Goal: Rewrite the data below, putting "x-axis-tick-label" wherever "x-tick-label" occurs and keeping everything else the same.

==== Data extract ====

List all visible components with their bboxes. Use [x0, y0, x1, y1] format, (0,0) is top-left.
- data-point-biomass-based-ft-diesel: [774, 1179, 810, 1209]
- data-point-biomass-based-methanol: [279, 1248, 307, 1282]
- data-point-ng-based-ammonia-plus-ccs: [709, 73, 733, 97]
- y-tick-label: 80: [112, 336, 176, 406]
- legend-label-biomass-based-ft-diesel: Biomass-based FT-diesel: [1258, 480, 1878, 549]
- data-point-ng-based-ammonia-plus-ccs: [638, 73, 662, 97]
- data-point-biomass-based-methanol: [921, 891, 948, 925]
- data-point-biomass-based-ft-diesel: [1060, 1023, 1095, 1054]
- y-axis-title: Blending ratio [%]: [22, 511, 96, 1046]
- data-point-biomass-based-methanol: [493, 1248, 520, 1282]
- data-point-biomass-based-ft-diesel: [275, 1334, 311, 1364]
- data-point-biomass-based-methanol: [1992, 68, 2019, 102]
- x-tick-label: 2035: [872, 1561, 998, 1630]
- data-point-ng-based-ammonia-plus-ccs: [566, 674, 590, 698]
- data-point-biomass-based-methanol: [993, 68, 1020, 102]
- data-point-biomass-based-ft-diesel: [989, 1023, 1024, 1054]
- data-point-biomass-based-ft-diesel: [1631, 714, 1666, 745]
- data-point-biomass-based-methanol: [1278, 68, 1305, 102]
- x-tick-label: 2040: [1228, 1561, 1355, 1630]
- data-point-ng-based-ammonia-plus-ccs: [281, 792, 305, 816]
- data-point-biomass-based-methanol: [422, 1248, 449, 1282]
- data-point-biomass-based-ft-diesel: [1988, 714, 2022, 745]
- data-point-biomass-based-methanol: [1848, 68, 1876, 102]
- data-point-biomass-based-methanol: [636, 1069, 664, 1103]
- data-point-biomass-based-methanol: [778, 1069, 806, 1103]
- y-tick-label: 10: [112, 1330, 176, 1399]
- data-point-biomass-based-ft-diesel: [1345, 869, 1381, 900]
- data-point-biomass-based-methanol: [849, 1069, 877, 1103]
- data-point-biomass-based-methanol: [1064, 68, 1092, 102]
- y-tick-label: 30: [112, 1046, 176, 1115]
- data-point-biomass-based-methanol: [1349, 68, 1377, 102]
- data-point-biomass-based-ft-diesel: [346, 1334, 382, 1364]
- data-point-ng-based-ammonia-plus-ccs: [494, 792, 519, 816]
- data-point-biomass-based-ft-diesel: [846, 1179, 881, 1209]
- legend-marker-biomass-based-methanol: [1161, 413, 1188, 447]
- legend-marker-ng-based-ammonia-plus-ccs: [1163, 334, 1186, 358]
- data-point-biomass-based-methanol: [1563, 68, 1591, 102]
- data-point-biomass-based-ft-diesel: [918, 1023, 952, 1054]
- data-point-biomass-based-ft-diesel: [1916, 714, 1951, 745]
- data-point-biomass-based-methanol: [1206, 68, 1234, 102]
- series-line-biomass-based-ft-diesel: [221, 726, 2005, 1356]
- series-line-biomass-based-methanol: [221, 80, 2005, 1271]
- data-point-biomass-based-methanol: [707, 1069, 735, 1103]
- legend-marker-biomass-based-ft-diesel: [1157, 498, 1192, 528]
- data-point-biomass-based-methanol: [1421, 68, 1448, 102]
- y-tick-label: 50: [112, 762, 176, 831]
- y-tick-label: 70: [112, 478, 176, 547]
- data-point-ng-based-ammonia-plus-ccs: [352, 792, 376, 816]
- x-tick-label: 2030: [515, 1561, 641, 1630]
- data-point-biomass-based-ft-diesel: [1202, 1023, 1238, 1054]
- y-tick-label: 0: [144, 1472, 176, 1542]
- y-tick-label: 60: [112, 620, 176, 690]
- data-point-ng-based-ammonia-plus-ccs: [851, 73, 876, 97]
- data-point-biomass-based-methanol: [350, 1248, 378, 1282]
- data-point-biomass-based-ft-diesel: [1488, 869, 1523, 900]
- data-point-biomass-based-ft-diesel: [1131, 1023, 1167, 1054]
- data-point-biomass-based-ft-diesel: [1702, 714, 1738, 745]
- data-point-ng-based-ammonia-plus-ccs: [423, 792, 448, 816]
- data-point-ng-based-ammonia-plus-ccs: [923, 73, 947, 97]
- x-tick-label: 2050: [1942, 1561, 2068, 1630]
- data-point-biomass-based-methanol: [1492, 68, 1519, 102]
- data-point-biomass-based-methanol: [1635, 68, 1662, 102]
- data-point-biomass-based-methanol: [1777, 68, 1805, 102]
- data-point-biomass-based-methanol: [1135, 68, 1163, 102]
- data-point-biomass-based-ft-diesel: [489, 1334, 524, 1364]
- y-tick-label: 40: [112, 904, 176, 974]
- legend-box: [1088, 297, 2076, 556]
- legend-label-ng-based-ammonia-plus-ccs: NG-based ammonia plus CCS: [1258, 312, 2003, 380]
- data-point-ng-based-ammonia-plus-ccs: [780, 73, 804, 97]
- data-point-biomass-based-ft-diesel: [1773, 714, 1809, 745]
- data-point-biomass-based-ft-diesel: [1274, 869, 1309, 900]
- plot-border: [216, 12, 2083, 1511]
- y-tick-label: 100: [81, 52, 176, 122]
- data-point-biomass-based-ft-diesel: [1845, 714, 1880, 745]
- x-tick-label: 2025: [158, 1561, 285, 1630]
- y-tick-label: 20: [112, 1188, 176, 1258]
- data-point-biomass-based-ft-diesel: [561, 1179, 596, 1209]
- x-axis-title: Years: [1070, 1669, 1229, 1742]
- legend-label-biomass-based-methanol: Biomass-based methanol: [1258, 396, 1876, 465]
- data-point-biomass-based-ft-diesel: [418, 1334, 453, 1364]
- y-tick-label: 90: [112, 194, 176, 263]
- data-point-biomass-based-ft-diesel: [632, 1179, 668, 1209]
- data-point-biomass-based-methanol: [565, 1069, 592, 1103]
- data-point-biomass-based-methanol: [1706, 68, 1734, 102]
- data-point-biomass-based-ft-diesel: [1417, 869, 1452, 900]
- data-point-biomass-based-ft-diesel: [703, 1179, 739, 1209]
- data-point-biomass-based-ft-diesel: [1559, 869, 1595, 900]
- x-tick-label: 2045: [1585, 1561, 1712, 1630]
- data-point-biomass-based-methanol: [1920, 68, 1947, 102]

====

Exercise solution:
List all visible components with their bboxes. Use [x0, y0, x1, y1] format, (0,0) is top-left.
- data-point-biomass-based-ft-diesel: [774, 1179, 810, 1209]
- data-point-biomass-based-methanol: [279, 1248, 307, 1282]
- data-point-ng-based-ammonia-plus-ccs: [709, 73, 733, 97]
- y-tick-label: 80: [112, 336, 176, 406]
- legend-label-biomass-based-ft-diesel: Biomass-based FT-diesel: [1258, 480, 1878, 549]
- data-point-ng-based-ammonia-plus-ccs: [638, 73, 662, 97]
- data-point-biomass-based-methanol: [921, 891, 948, 925]
- data-point-biomass-based-ft-diesel: [1060, 1023, 1095, 1054]
- y-axis-title: Blending ratio [%]: [22, 511, 96, 1046]
- data-point-biomass-based-methanol: [493, 1248, 520, 1282]
- data-point-biomass-based-ft-diesel: [275, 1334, 311, 1364]
- data-point-biomass-based-methanol: [1992, 68, 2019, 102]
- x-axis-tick-label: 2035: [872, 1561, 998, 1630]
- data-point-ng-based-ammonia-plus-ccs: [566, 674, 590, 698]
- data-point-biomass-based-methanol: [993, 68, 1020, 102]
- data-point-biomass-based-ft-diesel: [989, 1023, 1024, 1054]
- data-point-biomass-based-ft-diesel: [1631, 714, 1666, 745]
- data-point-biomass-based-methanol: [1278, 68, 1305, 102]
- x-axis-tick-label: 2040: [1228, 1561, 1355, 1630]
- data-point-ng-based-ammonia-plus-ccs: [281, 792, 305, 816]
- data-point-biomass-based-methanol: [422, 1248, 449, 1282]
- data-point-biomass-based-ft-diesel: [1988, 714, 2022, 745]
- data-point-biomass-based-methanol: [1848, 68, 1876, 102]
- data-point-biomass-based-methanol: [636, 1069, 664, 1103]
- data-point-biomass-based-methanol: [778, 1069, 806, 1103]
- y-tick-label: 10: [112, 1330, 176, 1399]
- data-point-biomass-based-ft-diesel: [1345, 869, 1381, 900]
- data-point-biomass-based-methanol: [849, 1069, 877, 1103]
- data-point-biomass-based-methanol: [1064, 68, 1092, 102]
- y-tick-label: 30: [112, 1046, 176, 1115]
- data-point-biomass-based-methanol: [1349, 68, 1377, 102]
- data-point-biomass-based-ft-diesel: [346, 1334, 382, 1364]
- data-point-ng-based-ammonia-plus-ccs: [494, 792, 519, 816]
- data-point-biomass-based-ft-diesel: [846, 1179, 881, 1209]
- legend-marker-biomass-based-methanol: [1161, 413, 1188, 447]
- legend-marker-ng-based-ammonia-plus-ccs: [1163, 334, 1186, 358]
- data-point-biomass-based-methanol: [1563, 68, 1591, 102]
- data-point-biomass-based-ft-diesel: [918, 1023, 952, 1054]
- data-point-biomass-based-ft-diesel: [1916, 714, 1951, 745]
- data-point-biomass-based-methanol: [1206, 68, 1234, 102]
- series-line-biomass-based-ft-diesel: [221, 726, 2005, 1356]
- series-line-biomass-based-methanol: [221, 80, 2005, 1271]
- data-point-biomass-based-methanol: [707, 1069, 735, 1103]
- legend-marker-biomass-based-ft-diesel: [1157, 498, 1192, 528]
- data-point-biomass-based-methanol: [1421, 68, 1448, 102]
- y-tick-label: 50: [112, 762, 176, 831]
- y-tick-label: 70: [112, 478, 176, 547]
- data-point-ng-based-ammonia-plus-ccs: [352, 792, 376, 816]
- x-axis-tick-label: 2030: [515, 1561, 641, 1630]
- data-point-biomass-based-ft-diesel: [1202, 1023, 1238, 1054]
- y-tick-label: 0: [144, 1472, 176, 1542]
- y-tick-label: 60: [112, 620, 176, 690]
- data-point-ng-based-ammonia-plus-ccs: [851, 73, 876, 97]
- data-point-biomass-based-methanol: [350, 1248, 378, 1282]
- data-point-biomass-based-ft-diesel: [1488, 869, 1523, 900]
- data-point-biomass-based-ft-diesel: [1131, 1023, 1167, 1054]
- data-point-biomass-based-ft-diesel: [1702, 714, 1738, 745]
- data-point-ng-based-ammonia-plus-ccs: [423, 792, 448, 816]
- data-point-ng-based-ammonia-plus-ccs: [923, 73, 947, 97]
- x-axis-tick-label: 2050: [1942, 1561, 2068, 1630]
- data-point-biomass-based-methanol: [1492, 68, 1519, 102]
- data-point-biomass-based-methanol: [1635, 68, 1662, 102]
- data-point-biomass-based-methanol: [1777, 68, 1805, 102]
- data-point-biomass-based-methanol: [1135, 68, 1163, 102]
- data-point-biomass-based-ft-diesel: [489, 1334, 524, 1364]
- y-tick-label: 40: [112, 904, 176, 974]
- legend-box: [1088, 297, 2076, 556]
- legend-label-ng-based-ammonia-plus-ccs: NG-based ammonia plus CCS: [1258, 312, 2003, 380]
- data-point-ng-based-ammonia-plus-ccs: [780, 73, 804, 97]
- data-point-biomass-based-ft-diesel: [1773, 714, 1809, 745]
- data-point-biomass-based-ft-diesel: [1274, 869, 1309, 900]
- plot-border: [216, 12, 2083, 1511]
- y-tick-label: 100: [81, 52, 176, 122]
- data-point-biomass-based-ft-diesel: [1845, 714, 1880, 745]
- x-axis-tick-label: 2025: [158, 1561, 285, 1630]
- y-tick-label: 20: [112, 1188, 176, 1258]
- data-point-biomass-based-ft-diesel: [561, 1179, 596, 1209]
- x-axis-title: Years: [1070, 1669, 1229, 1742]
- legend-label-biomass-based-methanol: Biomass-based methanol: [1258, 396, 1876, 465]
- data-point-biomass-based-ft-diesel: [418, 1334, 453, 1364]
- y-tick-label: 90: [112, 194, 176, 263]
- data-point-biomass-based-ft-diesel: [632, 1179, 668, 1209]
- data-point-biomass-based-methanol: [565, 1069, 592, 1103]
- data-point-biomass-based-methanol: [1706, 68, 1734, 102]
- data-point-biomass-based-ft-diesel: [1417, 869, 1452, 900]
- data-point-biomass-based-ft-diesel: [703, 1179, 739, 1209]
- data-point-biomass-based-ft-diesel: [1559, 869, 1595, 900]
- x-axis-tick-label: 2045: [1585, 1561, 1712, 1630]
- data-point-biomass-based-methanol: [1920, 68, 1947, 102]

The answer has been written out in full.